Records from a dataset

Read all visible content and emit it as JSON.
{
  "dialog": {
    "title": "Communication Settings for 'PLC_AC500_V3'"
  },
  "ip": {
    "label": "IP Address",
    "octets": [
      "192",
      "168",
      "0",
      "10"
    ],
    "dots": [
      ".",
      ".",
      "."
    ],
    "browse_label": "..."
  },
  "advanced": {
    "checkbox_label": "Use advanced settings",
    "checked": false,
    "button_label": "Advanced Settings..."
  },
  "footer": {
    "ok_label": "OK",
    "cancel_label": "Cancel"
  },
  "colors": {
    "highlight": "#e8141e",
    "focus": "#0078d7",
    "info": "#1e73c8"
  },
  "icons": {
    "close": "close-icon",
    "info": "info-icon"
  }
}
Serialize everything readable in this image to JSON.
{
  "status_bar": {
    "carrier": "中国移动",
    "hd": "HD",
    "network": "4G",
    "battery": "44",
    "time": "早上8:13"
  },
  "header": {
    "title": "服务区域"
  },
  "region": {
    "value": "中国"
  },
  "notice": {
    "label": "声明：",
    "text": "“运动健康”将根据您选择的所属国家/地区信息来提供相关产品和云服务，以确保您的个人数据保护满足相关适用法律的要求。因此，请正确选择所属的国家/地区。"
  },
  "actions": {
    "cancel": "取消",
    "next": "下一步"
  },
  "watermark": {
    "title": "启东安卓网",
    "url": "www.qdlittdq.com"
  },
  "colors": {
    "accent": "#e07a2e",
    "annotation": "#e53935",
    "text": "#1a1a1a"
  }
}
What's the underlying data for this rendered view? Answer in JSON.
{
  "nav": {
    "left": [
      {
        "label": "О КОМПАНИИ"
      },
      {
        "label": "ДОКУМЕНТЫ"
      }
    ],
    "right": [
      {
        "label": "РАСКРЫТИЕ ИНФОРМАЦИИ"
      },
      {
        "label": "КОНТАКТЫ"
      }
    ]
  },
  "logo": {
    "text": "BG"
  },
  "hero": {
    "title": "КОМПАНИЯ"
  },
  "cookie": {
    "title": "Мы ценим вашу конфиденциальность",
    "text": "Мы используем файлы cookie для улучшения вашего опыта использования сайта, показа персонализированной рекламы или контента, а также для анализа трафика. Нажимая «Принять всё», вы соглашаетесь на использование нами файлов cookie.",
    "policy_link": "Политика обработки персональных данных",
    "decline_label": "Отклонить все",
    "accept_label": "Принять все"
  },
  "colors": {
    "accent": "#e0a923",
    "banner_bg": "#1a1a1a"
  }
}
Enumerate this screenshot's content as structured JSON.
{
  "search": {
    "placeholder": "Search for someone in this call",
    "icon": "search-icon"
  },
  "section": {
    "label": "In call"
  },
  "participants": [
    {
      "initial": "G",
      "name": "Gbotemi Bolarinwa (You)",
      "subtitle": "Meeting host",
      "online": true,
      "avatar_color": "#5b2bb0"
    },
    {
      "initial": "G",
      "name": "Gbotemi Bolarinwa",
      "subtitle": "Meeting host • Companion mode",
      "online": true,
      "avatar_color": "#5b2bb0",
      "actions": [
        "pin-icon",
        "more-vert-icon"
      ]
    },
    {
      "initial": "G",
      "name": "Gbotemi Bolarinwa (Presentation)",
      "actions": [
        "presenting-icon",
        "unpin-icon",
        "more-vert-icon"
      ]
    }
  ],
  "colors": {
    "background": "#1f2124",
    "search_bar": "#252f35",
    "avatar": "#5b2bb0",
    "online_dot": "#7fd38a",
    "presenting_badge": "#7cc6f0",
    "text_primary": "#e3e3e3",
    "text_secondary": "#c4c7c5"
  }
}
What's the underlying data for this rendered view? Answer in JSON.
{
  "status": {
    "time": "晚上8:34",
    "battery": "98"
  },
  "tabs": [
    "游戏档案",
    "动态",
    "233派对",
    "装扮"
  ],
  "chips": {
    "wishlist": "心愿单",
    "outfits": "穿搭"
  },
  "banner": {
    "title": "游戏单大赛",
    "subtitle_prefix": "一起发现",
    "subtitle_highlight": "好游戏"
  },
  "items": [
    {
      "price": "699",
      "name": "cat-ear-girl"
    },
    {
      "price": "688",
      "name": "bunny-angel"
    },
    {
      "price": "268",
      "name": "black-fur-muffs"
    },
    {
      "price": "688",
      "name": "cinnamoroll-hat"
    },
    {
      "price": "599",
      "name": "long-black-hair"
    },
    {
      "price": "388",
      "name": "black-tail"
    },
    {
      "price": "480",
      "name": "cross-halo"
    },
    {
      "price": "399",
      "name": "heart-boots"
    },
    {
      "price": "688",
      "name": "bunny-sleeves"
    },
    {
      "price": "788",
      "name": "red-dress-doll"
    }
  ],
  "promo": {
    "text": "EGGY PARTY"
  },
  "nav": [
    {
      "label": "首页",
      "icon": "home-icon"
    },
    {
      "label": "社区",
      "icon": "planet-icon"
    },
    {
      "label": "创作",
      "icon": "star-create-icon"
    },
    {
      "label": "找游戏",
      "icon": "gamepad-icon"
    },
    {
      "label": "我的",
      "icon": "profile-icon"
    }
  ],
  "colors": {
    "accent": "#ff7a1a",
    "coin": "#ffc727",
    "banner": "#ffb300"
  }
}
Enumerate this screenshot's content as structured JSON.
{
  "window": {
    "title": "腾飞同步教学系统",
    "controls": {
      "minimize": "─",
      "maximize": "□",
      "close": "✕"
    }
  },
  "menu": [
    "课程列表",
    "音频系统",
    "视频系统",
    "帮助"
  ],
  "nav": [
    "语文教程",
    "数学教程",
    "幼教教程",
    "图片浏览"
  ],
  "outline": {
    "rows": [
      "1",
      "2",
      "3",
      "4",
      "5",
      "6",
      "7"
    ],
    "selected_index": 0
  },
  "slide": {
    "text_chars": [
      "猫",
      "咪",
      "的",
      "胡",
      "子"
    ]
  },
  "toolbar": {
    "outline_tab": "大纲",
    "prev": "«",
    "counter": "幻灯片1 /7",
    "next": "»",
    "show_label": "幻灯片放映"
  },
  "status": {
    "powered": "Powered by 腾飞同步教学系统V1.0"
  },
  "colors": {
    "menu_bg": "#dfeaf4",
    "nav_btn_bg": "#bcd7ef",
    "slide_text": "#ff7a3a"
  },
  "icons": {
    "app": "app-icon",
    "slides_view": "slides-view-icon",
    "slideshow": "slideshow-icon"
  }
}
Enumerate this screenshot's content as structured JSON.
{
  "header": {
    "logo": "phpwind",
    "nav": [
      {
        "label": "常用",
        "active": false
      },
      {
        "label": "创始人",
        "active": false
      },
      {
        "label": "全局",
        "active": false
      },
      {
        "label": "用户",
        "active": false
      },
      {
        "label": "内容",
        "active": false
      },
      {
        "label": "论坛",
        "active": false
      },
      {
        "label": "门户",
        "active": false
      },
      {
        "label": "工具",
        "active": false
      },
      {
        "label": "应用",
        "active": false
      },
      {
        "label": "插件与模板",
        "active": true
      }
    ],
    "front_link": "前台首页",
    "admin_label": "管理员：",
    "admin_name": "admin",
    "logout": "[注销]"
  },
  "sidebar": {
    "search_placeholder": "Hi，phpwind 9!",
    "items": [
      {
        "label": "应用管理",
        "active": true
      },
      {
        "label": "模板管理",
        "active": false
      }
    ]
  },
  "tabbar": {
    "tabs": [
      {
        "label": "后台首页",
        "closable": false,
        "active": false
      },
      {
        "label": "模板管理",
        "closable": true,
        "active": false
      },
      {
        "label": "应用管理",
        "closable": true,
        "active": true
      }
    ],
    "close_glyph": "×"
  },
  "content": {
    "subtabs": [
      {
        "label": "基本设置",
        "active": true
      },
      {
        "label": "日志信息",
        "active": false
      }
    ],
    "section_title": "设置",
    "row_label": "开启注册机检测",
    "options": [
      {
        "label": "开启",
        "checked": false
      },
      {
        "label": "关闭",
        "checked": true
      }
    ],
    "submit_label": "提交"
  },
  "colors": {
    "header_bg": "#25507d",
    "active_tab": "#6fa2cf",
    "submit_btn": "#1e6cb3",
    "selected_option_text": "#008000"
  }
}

EXERCISE: Say the number of lines in the listing that hold "Bolarinwa", with no added words.

EXERCISE RESULT: 3